TASK DESCRIPTION: Count the lines below that contain the word "padres" and give only that number.

.....

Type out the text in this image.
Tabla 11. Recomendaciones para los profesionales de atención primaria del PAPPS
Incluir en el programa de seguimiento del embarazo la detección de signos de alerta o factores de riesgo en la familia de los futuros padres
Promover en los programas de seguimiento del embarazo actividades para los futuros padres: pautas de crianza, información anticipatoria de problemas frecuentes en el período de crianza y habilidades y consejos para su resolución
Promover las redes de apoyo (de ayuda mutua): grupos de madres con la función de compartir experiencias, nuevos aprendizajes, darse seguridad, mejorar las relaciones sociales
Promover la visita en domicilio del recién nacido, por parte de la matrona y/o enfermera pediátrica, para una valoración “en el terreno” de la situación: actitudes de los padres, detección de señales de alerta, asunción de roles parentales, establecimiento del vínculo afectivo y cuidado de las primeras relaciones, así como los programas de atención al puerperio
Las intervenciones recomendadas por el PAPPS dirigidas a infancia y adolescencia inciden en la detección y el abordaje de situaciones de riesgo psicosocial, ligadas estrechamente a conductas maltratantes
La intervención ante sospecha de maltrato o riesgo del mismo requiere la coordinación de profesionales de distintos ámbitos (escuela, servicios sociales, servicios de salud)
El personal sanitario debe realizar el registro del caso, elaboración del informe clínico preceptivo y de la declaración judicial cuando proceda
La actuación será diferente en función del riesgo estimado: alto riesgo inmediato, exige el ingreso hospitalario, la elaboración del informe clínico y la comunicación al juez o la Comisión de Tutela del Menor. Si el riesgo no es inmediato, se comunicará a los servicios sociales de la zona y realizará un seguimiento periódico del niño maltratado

.....

SOLUTION TO THIS TASK: 3